▸ **To do**
Quote every entry word for word.

[Data items]
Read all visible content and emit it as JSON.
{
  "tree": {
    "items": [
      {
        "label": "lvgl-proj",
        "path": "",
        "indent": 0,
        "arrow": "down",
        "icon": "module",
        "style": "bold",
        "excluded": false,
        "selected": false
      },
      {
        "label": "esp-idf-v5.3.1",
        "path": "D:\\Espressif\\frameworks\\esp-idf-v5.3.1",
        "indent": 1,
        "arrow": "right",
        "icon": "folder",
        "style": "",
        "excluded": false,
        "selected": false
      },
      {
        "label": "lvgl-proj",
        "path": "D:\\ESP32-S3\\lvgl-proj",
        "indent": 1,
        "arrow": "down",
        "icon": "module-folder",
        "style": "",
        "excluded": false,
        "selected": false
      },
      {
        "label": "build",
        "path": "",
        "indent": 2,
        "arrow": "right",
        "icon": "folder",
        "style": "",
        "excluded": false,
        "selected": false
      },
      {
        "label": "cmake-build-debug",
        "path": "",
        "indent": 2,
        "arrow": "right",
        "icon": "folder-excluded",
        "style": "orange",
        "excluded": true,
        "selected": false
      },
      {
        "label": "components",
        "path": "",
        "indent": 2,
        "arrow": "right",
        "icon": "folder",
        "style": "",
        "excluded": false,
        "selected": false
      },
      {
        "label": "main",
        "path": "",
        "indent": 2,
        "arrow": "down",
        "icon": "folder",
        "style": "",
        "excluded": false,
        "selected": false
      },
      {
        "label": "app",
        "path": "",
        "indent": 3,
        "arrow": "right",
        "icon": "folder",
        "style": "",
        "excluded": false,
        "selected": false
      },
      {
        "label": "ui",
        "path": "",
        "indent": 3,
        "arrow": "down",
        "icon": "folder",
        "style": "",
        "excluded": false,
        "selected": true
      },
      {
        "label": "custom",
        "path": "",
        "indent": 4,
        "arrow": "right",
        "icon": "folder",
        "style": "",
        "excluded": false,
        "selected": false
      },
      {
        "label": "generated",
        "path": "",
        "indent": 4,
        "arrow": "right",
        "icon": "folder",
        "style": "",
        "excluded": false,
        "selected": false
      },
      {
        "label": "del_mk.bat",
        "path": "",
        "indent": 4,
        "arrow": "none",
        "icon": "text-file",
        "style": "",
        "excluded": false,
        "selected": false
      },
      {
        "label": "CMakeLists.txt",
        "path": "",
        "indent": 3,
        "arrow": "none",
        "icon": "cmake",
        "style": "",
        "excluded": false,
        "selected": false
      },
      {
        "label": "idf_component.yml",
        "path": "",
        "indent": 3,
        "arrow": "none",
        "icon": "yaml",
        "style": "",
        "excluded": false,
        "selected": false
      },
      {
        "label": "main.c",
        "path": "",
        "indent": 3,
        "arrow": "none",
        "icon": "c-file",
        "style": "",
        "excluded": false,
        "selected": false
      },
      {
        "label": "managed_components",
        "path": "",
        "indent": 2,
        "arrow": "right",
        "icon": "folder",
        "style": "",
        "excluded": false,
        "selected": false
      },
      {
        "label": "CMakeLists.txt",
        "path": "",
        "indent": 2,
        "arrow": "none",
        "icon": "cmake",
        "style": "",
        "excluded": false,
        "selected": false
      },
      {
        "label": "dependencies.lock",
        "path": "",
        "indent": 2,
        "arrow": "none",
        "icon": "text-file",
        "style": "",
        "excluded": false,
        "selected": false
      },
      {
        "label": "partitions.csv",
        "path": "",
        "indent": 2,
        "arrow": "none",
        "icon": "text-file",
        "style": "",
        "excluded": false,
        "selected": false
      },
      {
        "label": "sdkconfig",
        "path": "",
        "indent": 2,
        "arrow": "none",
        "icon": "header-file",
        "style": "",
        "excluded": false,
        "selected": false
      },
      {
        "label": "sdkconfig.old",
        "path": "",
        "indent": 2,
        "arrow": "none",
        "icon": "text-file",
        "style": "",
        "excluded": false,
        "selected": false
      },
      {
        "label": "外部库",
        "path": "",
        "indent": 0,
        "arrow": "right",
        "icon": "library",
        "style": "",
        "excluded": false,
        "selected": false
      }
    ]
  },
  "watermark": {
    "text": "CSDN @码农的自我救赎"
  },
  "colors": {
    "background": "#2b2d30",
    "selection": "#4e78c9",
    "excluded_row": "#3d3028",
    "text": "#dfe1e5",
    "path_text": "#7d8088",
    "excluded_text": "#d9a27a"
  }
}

▸ **Expected answer**
Read all visible content and emit it as JSON.
{
  "tree": {
    "items": [
      {
        "label": "lvgl-proj",
        "path": "",
        "indent": 0,
        "arrow": "down",
        "icon": "module",
        "style": "bold",
        "excluded": false,
        "selected": false
      },
      {
        "label": "esp-idf-v5.3.1",
        "path": "D:\\Espressif\\frameworks\\esp-idf-v5.3.1",
        "indent": 1,
        "arrow": "right",
        "icon": "folder",
        "style": "",
        "excluded": false,
        "selected": false
      },
      {
        "label": "lvgl-proj",
        "path": "D:\\ESP32-S3\\lvgl-proj",
        "indent": 1,
        "arrow": "down",
        "icon": "module-folder",
        "style": "",
        "excluded": false,
        "selected": false
      },
      {
        "label": "build",
        "path": "",
        "indent": 2,
        "arrow": "right",
        "icon": "folder",
        "style": "",
        "excluded": false,
        "selected": false
      },
      {
        "label": "cmake-build-debug",
        "path": "",
        "indent": 2,
        "arrow": "right",
        "icon": "folder-excluded",
        "style": "orange",
        "excluded": true,
        "selected": false
      },
      {
        "label": "components",
        "path": "",
        "indent": 2,
        "arrow": "right",
        "icon": "folder",
        "style": "",
        "excluded": false,
        "selected": false
      },
      {
        "label": "main",
        "path": "",
        "indent": 2,
        "arrow": "down",
        "icon": "folder",
        "style": "",
        "excluded": false,
        "selected": false
      },
      {
        "label": "app",
        "path": "",
        "indent": 3,
        "arrow": "right",
        "icon": "folder",
        "style": "",
        "excluded": false,
        "selected": false
      },
      {
        "label": "ui",
        "path": "",
        "indent": 3,
        "arrow": "down",
        "icon": "folder",
        "style": "",
        "excluded": false,
        "selected": true
      },
      {
        "label": "custom",
        "path": "",
        "indent": 4,
        "arrow": "right",
        "icon": "folder",
        "style": "",
        "excluded": false,
        "selected": false
      },
      {
        "label": "generated",
        "path": "",
        "indent": 4,
        "arrow": "right",
        "icon": "folder",
        "style": "",
        "excluded": false,
        "selected": false
      },
      {
        "label": "del_mk.bat",
        "path": "",
        "indent": 4,
        "arrow": "none",
        "icon": "text-file",
        "style": "",
        "excluded": false,
        "selected": false
      },
      {
        "label": "CMakeLists.txt",
        "path": "",
        "indent": 3,
        "arrow": "none",
        "icon": "cmake",
        "style": "",
        "excluded": false,
        "selected": false
      },
      {
        "label": "idf_component.yml",
        "path": "",
        "indent": 3,
        "arrow": "none",
        "icon": "yaml",
        "style": "",
        "excluded": false,
        "selected": false
      },
      {
        "label": "main.c",
        "path": "",
        "indent": 3,
        "arrow": "none",
        "icon": "c-file",
        "style": "",
        "excluded": false,
        "selected": false
      },
      {
        "label": "managed_components",
        "path": "",
        "indent": 2,
        "arrow": "right",
        "icon": "folder",
        "style": "",
        "excluded": false,
        "selected": false
      },
      {
        "label": "CMakeLists.txt",
        "path": "",
        "indent": 2,
        "arrow": "none",
        "icon": "cmake",
        "style": "",
        "excluded": false,
        "selected": false
      },
      {
        "label": "dependencies.lock",
        "path": "",
        "indent": 2,
        "arrow": "none",
        "icon": "text-file",
        "style": "",
        "excluded": false,
        "selected": false
      },
      {
        "label": "partitions.csv",
        "path": "",
        "indent": 2,
        "arrow": "none",
        "icon": "text-file",
        "style": "",
        "excluded": false,
        "selected": false
      },
      {
        "label": "sdkconfig",
        "path": "",
        "indent": 2,
        "arrow": "none",
        "icon": "header-file",
        "style": "",
        "excluded": false,
        "selected": false
      },
      {
        "label": "sdkconfig.old",
        "path": "",
        "indent": 2,
        "arrow": "none",
        "icon": "text-file",
        "style": "",
        "excluded": false,
        "selected": false
      },
      {
        "label": "外部库",
        "path": "",
        "indent": 0,
        "arrow": "right",
        "icon": "library",
        "style": "",
        "excluded": false,
        "selected": false
      }
    ]
  },
  "watermark": {
    "text": "CSDN @码农的自我救赎"
  },
  "colors": {
    "background": "#2b2d30",
    "selection": "#4e78c9",
    "excluded_row": "#3d3028",
    "text": "#dfe1e5",
    "path_text": "#7d8088",
    "excluded_text": "#d9a27a"
  }
}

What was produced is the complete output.